### WHAT THE EXERCISE ASKS
Filter the listing and keep only the lines with the word "互联网和相关服务".
■ ■ ■ ■ ■
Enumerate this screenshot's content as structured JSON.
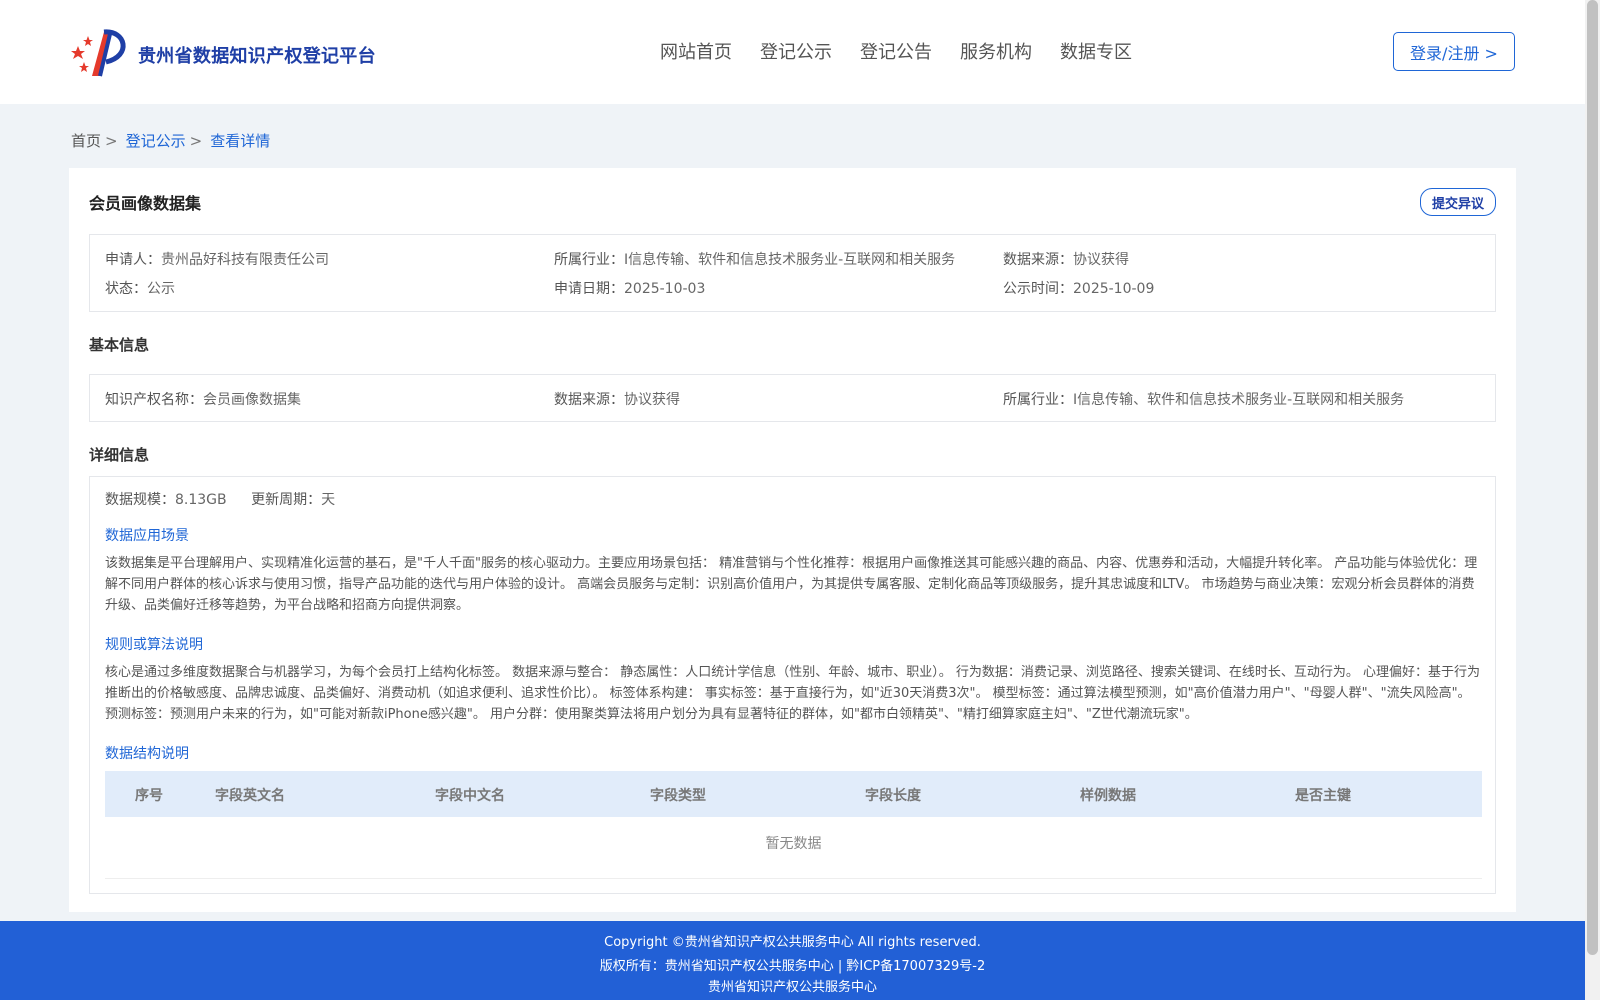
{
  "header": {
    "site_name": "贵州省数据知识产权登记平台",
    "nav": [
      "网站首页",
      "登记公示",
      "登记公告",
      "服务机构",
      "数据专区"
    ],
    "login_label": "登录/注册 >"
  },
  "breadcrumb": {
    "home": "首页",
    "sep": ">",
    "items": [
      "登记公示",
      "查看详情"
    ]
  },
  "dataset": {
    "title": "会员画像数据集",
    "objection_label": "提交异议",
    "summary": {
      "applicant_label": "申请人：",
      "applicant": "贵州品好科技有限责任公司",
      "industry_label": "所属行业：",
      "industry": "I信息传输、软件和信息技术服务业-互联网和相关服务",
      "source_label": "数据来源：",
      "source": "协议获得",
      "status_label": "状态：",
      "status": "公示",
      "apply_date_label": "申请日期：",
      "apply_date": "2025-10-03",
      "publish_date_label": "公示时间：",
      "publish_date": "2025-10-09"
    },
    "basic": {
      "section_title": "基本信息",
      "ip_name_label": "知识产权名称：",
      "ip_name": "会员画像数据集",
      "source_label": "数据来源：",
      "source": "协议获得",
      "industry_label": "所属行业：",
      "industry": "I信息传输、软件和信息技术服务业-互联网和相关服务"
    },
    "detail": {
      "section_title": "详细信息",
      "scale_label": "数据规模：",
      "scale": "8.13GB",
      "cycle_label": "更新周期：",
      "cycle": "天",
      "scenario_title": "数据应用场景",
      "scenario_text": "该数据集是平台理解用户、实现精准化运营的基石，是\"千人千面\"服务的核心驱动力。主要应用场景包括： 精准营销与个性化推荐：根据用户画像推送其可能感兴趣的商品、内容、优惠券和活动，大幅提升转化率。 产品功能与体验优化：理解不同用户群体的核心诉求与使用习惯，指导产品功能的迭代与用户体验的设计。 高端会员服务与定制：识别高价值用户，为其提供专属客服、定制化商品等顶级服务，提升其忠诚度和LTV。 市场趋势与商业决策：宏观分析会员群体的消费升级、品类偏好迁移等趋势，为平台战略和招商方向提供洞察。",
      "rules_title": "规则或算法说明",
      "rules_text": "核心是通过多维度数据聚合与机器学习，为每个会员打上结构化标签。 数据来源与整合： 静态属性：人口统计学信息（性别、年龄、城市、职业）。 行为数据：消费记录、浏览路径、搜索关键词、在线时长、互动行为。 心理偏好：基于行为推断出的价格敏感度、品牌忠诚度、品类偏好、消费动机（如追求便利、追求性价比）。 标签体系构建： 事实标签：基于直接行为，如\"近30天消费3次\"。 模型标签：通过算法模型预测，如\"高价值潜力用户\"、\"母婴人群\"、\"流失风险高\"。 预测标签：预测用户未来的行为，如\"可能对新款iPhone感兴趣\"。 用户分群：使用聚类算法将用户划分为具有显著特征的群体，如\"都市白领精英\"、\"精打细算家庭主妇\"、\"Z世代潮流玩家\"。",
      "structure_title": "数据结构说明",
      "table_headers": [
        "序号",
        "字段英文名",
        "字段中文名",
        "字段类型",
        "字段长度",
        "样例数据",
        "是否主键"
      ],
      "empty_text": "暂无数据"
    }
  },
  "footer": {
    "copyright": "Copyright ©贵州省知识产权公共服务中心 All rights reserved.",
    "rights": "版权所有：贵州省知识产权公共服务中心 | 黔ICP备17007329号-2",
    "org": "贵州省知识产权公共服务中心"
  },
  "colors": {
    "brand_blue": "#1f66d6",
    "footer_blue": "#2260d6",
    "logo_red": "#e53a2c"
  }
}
■ ■ ■ ■ ■
### WRITTEN ANSWER
      "industry": "I信息传输、软件和信息技术服务业-互联网和相关服务",
      "industry": "I信息传输、软件和信息技术服务业-互联网和相关服务"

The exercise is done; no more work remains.